Below is a listing; write it out exactly and drop any images from it.

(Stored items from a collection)
# # # # #
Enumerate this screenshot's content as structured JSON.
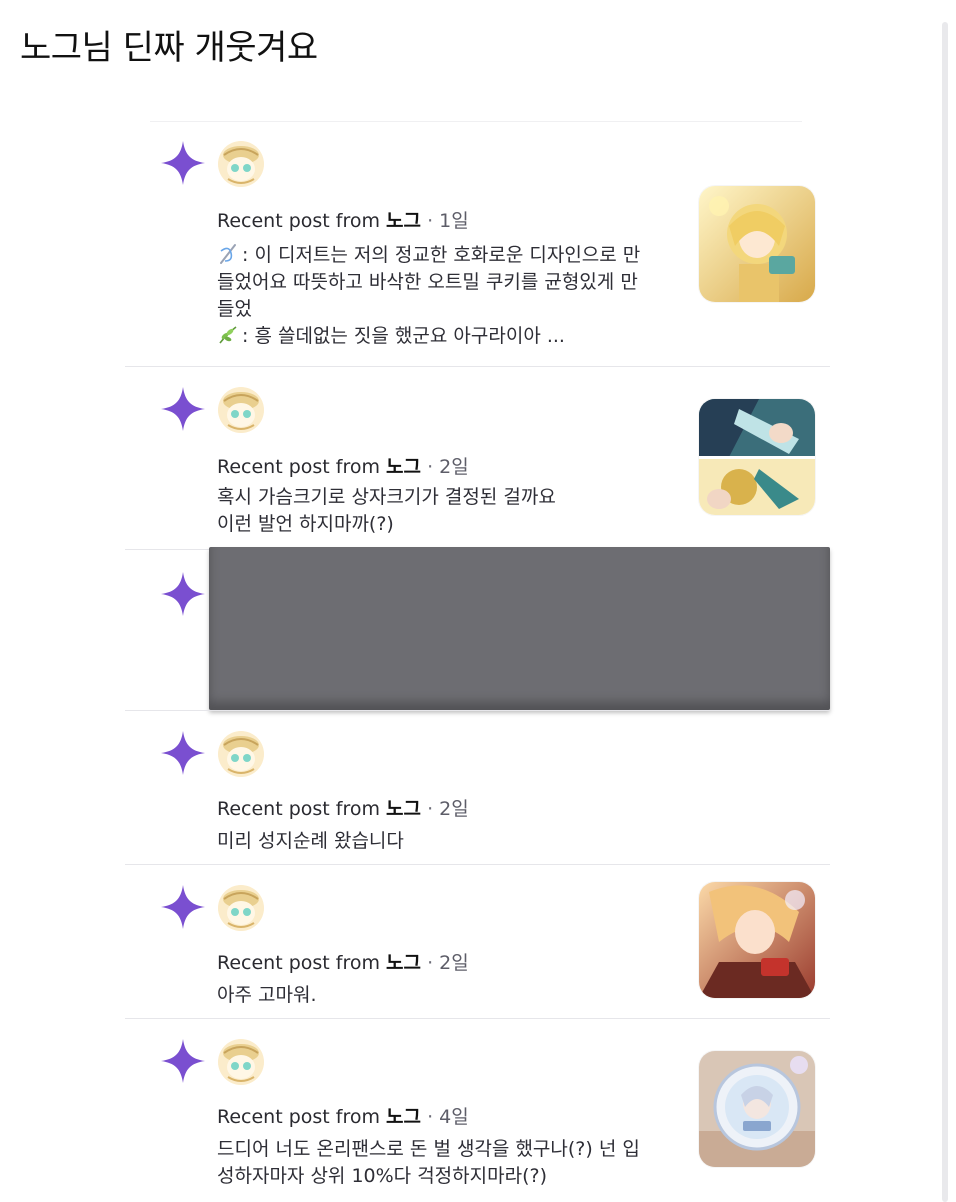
{
  "page": {
    "title": "노그님 딘짜 개웃겨요"
  },
  "feed": [
    {
      "prefix": "Recent post from",
      "author": "노그",
      "separator": "·",
      "age": "1일",
      "lines": [
        "이 디저트는 저의 정교한 호화로운 디자인으로 만",
        "들었어요 따뜻하고 바삭한 오트밀 쿠키를 균형있게 만",
        "들었",
        "흥 쓸데없는 짓을 했군요 아구라이아 ..."
      ],
      "line1_prefix": ": ",
      "line4_prefix": ": ",
      "line1_icon": "needle-thread-icon",
      "line4_icon": "herb-leaf-icon",
      "thumbnail": "character-golden-thumbnail"
    },
    {
      "prefix": "Recent post from",
      "author": "노그",
      "separator": "·",
      "age": "2일",
      "lines": [
        "혹시 가슴크기로 상자크기가 결정된 걸까요",
        "이런 발언 하지마까(?)"
      ],
      "thumbnail": "character-split-thumbnail"
    },
    {
      "redacted": true
    },
    {
      "prefix": "Recent post from",
      "author": "노그",
      "separator": "·",
      "age": "2일",
      "lines": [
        "미리 성지순례 왔습니다"
      ]
    },
    {
      "prefix": "Recent post from",
      "author": "노그",
      "separator": "·",
      "age": "2일",
      "lines": [
        "아주 고마워."
      ],
      "thumbnail": "character-blonde-thumbnail"
    },
    {
      "prefix": "Recent post from",
      "author": "노그",
      "separator": "·",
      "age": "4일",
      "lines": [
        "드디어 너도 온리팬스로 돈 벌 생각을 했구나(?) 넌 입",
        "성하자마자 상위 10%다 걱정하지마라(?)"
      ],
      "thumbnail": "plate-merch-thumbnail"
    }
  ],
  "colors": {
    "sparkle": "#7a4fd0",
    "divider": "#e6e6ea",
    "text": "#2e2e36",
    "redacted": "#6d6d72"
  },
  "icons": {
    "sparkle": "sparkle-icon",
    "avatar": "explorer-avatar-icon"
  }
}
# # # # #
* **Exercise result**:
Enumerate this screenshot's content as structured JSON.
{
  "page": {
    "title": "노그님 딘짜 개웃겨요"
  },
  "feed": [
    {
      "prefix": "Recent post from",
      "author": "노그",
      "separator": "·",
      "age": "1일",
      "lines": [
        "이 디저트는 저의 정교한 호화로운 디자인으로 만",
        "들었어요 따뜻하고 바삭한 오트밀 쿠키를 균형있게 만",
        "들었",
        "흥 쓸데없는 짓을 했군요 아구라이아 ..."
      ],
      "line1_prefix": ": ",
      "line4_prefix": ": ",
      "line1_icon": "needle-thread-icon",
      "line4_icon": "herb-leaf-icon",
      "thumbnail": "character-golden-thumbnail"
    },
    {
      "prefix": "Recent post from",
      "author": "노그",
      "separator": "·",
      "age": "2일",
      "lines": [
        "혹시 가슴크기로 상자크기가 결정된 걸까요",
        "이런 발언 하지마까(?)"
      ],
      "thumbnail": "character-split-thumbnail"
    },
    {
      "redacted": true
    },
    {
      "prefix": "Recent post from",
      "author": "노그",
      "separator": "·",
      "age": "2일",
      "lines": [
        "미리 성지순례 왔습니다"
      ]
    },
    {
      "prefix": "Recent post from",
      "author": "노그",
      "separator": "·",
      "age": "2일",
      "lines": [
        "아주 고마워."
      ],
      "thumbnail": "character-blonde-thumbnail"
    },
    {
      "prefix": "Recent post from",
      "author": "노그",
      "separator": "·",
      "age": "4일",
      "lines": [
        "드디어 너도 온리팬스로 돈 벌 생각을 했구나(?) 넌 입",
        "성하자마자 상위 10%다 걱정하지마라(?)"
      ],
      "thumbnail": "plate-merch-thumbnail"
    }
  ],
  "colors": {
    "sparkle": "#7a4fd0",
    "divider": "#e6e6ea",
    "text": "#2e2e36",
    "redacted": "#6d6d72"
  },
  "icons": {
    "sparkle": "sparkle-icon",
    "avatar": "explorer-avatar-icon"
  }
}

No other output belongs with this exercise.